▸ What you have to do: Write the material out again, line by line, exactly as it is.

* Begin *

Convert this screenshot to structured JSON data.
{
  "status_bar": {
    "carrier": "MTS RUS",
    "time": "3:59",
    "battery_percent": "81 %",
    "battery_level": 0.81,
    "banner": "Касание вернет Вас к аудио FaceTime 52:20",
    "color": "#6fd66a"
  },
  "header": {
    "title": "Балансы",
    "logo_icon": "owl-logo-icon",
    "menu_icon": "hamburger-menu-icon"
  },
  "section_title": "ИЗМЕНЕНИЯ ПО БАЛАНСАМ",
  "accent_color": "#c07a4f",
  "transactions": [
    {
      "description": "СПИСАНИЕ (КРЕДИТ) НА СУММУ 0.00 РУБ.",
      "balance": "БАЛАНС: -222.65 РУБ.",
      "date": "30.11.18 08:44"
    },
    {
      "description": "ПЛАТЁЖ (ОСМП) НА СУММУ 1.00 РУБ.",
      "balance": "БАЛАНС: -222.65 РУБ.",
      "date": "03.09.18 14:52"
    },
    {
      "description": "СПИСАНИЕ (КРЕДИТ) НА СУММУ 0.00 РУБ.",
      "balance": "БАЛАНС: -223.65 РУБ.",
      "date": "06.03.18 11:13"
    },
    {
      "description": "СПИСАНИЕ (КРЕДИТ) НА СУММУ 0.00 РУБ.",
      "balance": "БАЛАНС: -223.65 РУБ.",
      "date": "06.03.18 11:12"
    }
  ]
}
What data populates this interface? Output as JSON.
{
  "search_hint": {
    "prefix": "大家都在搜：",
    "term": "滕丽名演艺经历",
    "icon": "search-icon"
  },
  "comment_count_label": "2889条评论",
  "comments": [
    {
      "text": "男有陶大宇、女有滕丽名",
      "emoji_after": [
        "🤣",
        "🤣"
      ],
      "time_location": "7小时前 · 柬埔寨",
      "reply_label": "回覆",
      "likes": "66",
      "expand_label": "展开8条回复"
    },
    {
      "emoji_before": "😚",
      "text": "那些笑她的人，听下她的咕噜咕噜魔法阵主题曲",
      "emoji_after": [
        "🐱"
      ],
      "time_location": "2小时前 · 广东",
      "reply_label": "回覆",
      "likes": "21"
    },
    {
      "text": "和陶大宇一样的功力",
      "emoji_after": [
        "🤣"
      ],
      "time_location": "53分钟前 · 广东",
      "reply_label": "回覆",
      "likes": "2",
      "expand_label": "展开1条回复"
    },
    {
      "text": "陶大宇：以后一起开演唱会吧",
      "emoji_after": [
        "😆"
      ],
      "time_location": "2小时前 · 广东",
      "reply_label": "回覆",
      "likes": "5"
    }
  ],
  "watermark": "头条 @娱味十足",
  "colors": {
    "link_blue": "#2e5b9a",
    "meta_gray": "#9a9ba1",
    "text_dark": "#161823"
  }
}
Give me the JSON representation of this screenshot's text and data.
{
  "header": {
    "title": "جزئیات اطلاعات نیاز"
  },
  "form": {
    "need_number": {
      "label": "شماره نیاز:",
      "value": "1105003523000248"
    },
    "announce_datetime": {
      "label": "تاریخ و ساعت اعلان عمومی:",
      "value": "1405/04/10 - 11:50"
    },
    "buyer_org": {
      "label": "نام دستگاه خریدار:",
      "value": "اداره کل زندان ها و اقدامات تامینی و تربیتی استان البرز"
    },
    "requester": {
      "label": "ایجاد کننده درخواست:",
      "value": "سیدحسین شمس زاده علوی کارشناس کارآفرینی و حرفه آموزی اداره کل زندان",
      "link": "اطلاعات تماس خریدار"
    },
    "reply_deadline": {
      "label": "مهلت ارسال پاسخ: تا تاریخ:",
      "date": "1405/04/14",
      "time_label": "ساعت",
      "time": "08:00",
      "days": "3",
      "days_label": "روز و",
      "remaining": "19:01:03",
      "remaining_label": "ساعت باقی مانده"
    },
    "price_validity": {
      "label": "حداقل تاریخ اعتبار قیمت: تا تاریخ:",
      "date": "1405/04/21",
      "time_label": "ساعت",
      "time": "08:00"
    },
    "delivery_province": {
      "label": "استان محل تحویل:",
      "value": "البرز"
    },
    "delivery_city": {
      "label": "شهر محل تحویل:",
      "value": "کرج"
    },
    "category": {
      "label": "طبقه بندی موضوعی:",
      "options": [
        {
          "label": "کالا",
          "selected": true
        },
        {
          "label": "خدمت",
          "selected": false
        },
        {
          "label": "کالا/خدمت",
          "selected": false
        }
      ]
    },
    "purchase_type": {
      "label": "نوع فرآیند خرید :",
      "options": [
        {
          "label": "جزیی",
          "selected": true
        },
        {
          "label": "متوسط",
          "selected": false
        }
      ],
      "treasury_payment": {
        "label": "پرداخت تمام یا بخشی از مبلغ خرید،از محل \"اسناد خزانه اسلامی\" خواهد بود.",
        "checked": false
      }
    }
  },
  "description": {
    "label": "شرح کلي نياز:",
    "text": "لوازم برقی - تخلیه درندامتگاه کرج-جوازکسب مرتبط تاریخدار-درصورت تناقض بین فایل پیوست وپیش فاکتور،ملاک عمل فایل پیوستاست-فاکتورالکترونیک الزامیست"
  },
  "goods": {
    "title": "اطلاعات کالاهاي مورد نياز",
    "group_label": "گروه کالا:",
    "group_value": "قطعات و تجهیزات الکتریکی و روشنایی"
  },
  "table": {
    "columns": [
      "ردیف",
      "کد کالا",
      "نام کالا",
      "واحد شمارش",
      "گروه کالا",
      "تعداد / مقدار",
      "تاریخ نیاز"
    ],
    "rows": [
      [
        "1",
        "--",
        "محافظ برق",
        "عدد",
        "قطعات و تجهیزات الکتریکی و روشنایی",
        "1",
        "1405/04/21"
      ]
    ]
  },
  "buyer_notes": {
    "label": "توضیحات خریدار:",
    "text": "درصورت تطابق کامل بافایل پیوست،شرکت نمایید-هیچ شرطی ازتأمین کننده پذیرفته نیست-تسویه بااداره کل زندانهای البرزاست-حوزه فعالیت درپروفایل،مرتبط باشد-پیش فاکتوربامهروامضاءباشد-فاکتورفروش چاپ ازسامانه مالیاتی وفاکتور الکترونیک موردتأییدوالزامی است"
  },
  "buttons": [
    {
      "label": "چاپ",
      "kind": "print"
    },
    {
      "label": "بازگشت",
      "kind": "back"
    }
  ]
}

* End *

▸ Exercise answer:
Convert this screenshot to structured JSON data.
{
  "status_bar": {
    "carrier": "MTS RUS",
    "time": "3:59",
    "battery_percent": "81 %",
    "battery_level": 0.81,
    "banner": "Касание вернет Вас к аудио FaceTime 52:20",
    "color": "#6fd66a"
  },
  "header": {
    "title": "Балансы",
    "logo_icon": "owl-logo-icon",
    "menu_icon": "hamburger-menu-icon"
  },
  "section_title": "ИЗМЕНЕНИЯ ПО БАЛАНСАМ",
  "accent_color": "#c07a4f",
  "transactions": [
    {
      "description": "СПИСАНИЕ (КРЕДИТ) НА СУММУ 0.00 РУБ.",
      "balance": "БАЛАНС: -222.65 РУБ.",
      "date": "30.11.18 08:44"
    },
    {
      "description": "ПЛАТЁЖ (ОСМП) НА СУММУ 1.00 РУБ.",
      "balance": "БАЛАНС: -222.65 РУБ.",
      "date": "03.09.18 14:52"
    },
    {
      "description": "СПИСАНИЕ (КРЕДИТ) НА СУММУ 0.00 РУБ.",
      "balance": "БАЛАНС: -223.65 РУБ.",
      "date": "06.03.18 11:13"
    },
    {
      "description": "СПИСАНИЕ (КРЕДИТ) НА СУММУ 0.00 РУБ.",
      "balance": "БАЛАНС: -223.65 РУБ.",
      "date": "06.03.18 11:12"
    }
  ]
}
What data populates this interface? Output as JSON.
{
  "search_hint": {
    "prefix": "大家都在搜：",
    "term": "滕丽名演艺经历",
    "icon": "search-icon"
  },
  "comment_count_label": "2889条评论",
  "comments": [
    {
      "text": "男有陶大宇、女有滕丽名",
      "emoji_after": [
        "🤣",
        "🤣"
      ],
      "time_location": "7小时前 · 柬埔寨",
      "reply_label": "回覆",
      "likes": "66",
      "expand_label": "展开8条回复"
    },
    {
      "emoji_before": "😚",
      "text": "那些笑她的人，听下她的咕噜咕噜魔法阵主题曲",
      "emoji_after": [
        "🐱"
      ],
      "time_location": "2小时前 · 广东",
      "reply_label": "回覆",
      "likes": "21"
    },
    {
      "text": "和陶大宇一样的功力",
      "emoji_after": [
        "🤣"
      ],
      "time_location": "53分钟前 · 广东",
      "reply_label": "回覆",
      "likes": "2",
      "expand_label": "展开1条回复"
    },
    {
      "text": "陶大宇：以后一起开演唱会吧",
      "emoji_after": [
        "😆"
      ],
      "time_location": "2小时前 · 广东",
      "reply_label": "回覆",
      "likes": "5"
    }
  ],
  "watermark": "头条 @娱味十足",
  "colors": {
    "link_blue": "#2e5b9a",
    "meta_gray": "#9a9ba1",
    "text_dark": "#161823"
  }
}
Give me the JSON representation of this screenshot's text and data.
{
  "header": {
    "title": "جزئیات اطلاعات نیاز"
  },
  "form": {
    "need_number": {
      "label": "شماره نیاز:",
      "value": "1105003523000248"
    },
    "announce_datetime": {
      "label": "تاریخ و ساعت اعلان عمومی:",
      "value": "1405/04/10 - 11:50"
    },
    "buyer_org": {
      "label": "نام دستگاه خریدار:",
      "value": "اداره کل زندان ها و اقدامات تامینی و تربیتی استان البرز"
    },
    "requester": {
      "label": "ایجاد کننده درخواست:",
      "value": "سیدحسین شمس زاده علوی کارشناس کارآفرینی و حرفه آموزی اداره کل زندان",
      "link": "اطلاعات تماس خریدار"
    },
    "reply_deadline": {
      "label": "مهلت ارسال پاسخ: تا تاریخ:",
      "date": "1405/04/14",
      "time_label": "ساعت",
      "time": "08:00",
      "days": "3",
      "days_label": "روز و",
      "remaining": "19:01:03",
      "remaining_label": "ساعت باقی مانده"
    },
    "price_validity": {
      "label": "حداقل تاریخ اعتبار قیمت: تا تاریخ:",
      "date": "1405/04/21",
      "time_label": "ساعت",
      "time": "08:00"
    },
    "delivery_province": {
      "label": "استان محل تحویل:",
      "value": "البرز"
    },
    "delivery_city": {
      "label": "شهر محل تحویل:",
      "value": "کرج"
    },
    "category": {
      "label": "طبقه بندی موضوعی:",
      "options": [
        {
          "label": "کالا",
          "selected": true
        },
        {
          "label": "خدمت",
          "selected": false
        },
        {
          "label": "کالا/خدمت",
          "selected": false
        }
      ]
    },
    "purchase_type": {
      "label": "نوع فرآیند خرید :",
      "options": [
        {
          "label": "جزیی",
          "selected": true
        },
        {
          "label": "متوسط",
          "selected": false
        }
      ],
      "treasury_payment": {
        "label": "پرداخت تمام یا بخشی از مبلغ خرید،از محل \"اسناد خزانه اسلامی\" خواهد بود.",
        "checked": false
      }
    }
  },
  "description": {
    "label": "شرح کلي نياز:",
    "text": "لوازم برقی - تخلیه درندامتگاه کرج-جوازکسب مرتبط تاریخدار-درصورت تناقض بین فایل پیوست وپیش فاکتور،ملاک عمل فایل پیوستاست-فاکتورالکترونیک الزامیست"
  },
  "goods": {
    "title": "اطلاعات کالاهاي مورد نياز",
    "group_label": "گروه کالا:",
    "group_value": "قطعات و تجهیزات الکتریکی و روشنایی"
  },
  "table": {
    "columns": [
      "ردیف",
      "کد کالا",
      "نام کالا",
      "واحد شمارش",
      "گروه کالا",
      "تعداد / مقدار",
      "تاریخ نیاز"
    ],
    "rows": [
      [
        "1",
        "--",
        "محافظ برق",
        "عدد",
        "قطعات و تجهیزات الکتریکی و روشنایی",
        "1",
        "1405/04/21"
      ]
    ]
  },
  "buyer_notes": {
    "label": "توضیحات خریدار:",
    "text": "درصورت تطابق کامل بافایل پیوست،شرکت نمایید-هیچ شرطی ازتأمین کننده پذیرفته نیست-تسویه بااداره کل زندانهای البرزاست-حوزه فعالیت درپروفایل،مرتبط باشد-پیش فاکتوربامهروامضاءباشد-فاکتورفروش چاپ ازسامانه مالیاتی وفاکتور الکترونیک موردتأییدوالزامی است"
  },
  "buttons": [
    {
      "label": "چاپ",
      "kind": "print"
    },
    {
      "label": "بازگشت",
      "kind": "back"
    }
  ]
}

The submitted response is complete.